▶ [Records for this task]
════════════════

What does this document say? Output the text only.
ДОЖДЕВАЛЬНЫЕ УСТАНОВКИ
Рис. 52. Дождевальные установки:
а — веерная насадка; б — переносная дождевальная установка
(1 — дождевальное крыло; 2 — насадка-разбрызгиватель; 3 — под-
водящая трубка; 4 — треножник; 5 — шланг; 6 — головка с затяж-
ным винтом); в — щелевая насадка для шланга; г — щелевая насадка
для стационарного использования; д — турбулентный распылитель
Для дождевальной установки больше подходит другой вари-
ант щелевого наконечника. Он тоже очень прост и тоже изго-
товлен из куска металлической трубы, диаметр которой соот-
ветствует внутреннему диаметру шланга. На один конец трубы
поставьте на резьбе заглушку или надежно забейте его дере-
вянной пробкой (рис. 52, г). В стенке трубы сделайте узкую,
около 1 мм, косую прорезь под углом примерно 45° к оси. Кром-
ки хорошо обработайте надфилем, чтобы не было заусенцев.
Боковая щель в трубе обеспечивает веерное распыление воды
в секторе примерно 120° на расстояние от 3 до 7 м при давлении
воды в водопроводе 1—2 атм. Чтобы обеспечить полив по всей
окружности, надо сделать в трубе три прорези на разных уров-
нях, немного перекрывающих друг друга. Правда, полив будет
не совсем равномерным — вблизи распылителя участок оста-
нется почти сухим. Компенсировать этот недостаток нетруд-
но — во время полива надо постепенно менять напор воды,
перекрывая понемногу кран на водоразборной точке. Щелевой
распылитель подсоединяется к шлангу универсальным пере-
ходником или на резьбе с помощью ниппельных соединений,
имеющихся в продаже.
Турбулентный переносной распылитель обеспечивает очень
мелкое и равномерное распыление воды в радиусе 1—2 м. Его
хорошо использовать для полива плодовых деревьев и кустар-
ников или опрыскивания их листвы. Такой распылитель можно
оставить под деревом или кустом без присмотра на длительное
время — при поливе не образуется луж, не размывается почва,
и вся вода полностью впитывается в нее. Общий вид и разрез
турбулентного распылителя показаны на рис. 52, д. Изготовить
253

════════════════

Print the records once more, exactly as they were given.

▶ [Answer below]
What does this document say? Output the text only.
ДОЖДЕВАЛЬНЫЕ УСТАНОВКИ
Рис. 52. Дождевальные установки:
а — веерная насадка; б — переносная дождевальная установка
(1 — дождевальное крыло; 2 — насадка-разбрызгиватель; 3 — под-
водящая трубка; 4 — треножник; 5 — шланг; 6 — головка с затяж-
ным винтом); в — щелевая насадка для шланга; г — щелевая насадка
для стационарного использования; д — турбулентный распылитель
Для дождевальной установки больше подходит другой вари-
ант щелевого наконечника. Он тоже очень прост и тоже изго-
товлен из куска металлической трубы, диаметр которой соот-
ветствует внутреннему диаметру шланга. На один конец трубы
поставьте на резьбе заглушку или надежно забейте его дере-
вянной пробкой (рис. 52, г). В стенке трубы сделайте узкую,
около 1 мм, косую прорезь под углом примерно 45° к оси. Кром-
ки хорошо обработайте надфилем, чтобы не было заусенцев.
Боковая щель в трубе обеспечивает веерное распыление воды
в секторе примерно 120° на расстояние от 3 до 7 м при давлении
воды в водопроводе 1—2 атм. Чтобы обеспечить полив по всей
окружности, надо сделать в трубе три прорези на разных уров-
нях, немного перекрывающих друг друга. Правда, полив будет
не совсем равномерным — вблизи распылителя участок оста-
нется почти сухим. Компенсировать этот недостаток нетруд-
но — во время полива надо постепенно менять напор воды,
перекрывая понемногу кран на водоразборной точке. Щелевой
распылитель подсоединяется к шлангу универсальным пере-
ходником или на резьбе с помощью ниппельных соединений,
имеющихся в продаже.
Турбулентный переносной распылитель обеспечивает очень
мелкое и равномерное распыление воды в радиусе 1—2 м. Его
хорошо использовать для полива плодовых деревьев и кустар-
ников или опрыскивания их листвы. Такой распылитель можно
оставить под деревом или кустом без присмотра на длительное
время — при поливе не образуется луж, не размывается почва,
и вся вода полностью впитывается в нее. Общий вид и разрез
турбулентного распылителя показаны на рис. 52, д. Изготовить
253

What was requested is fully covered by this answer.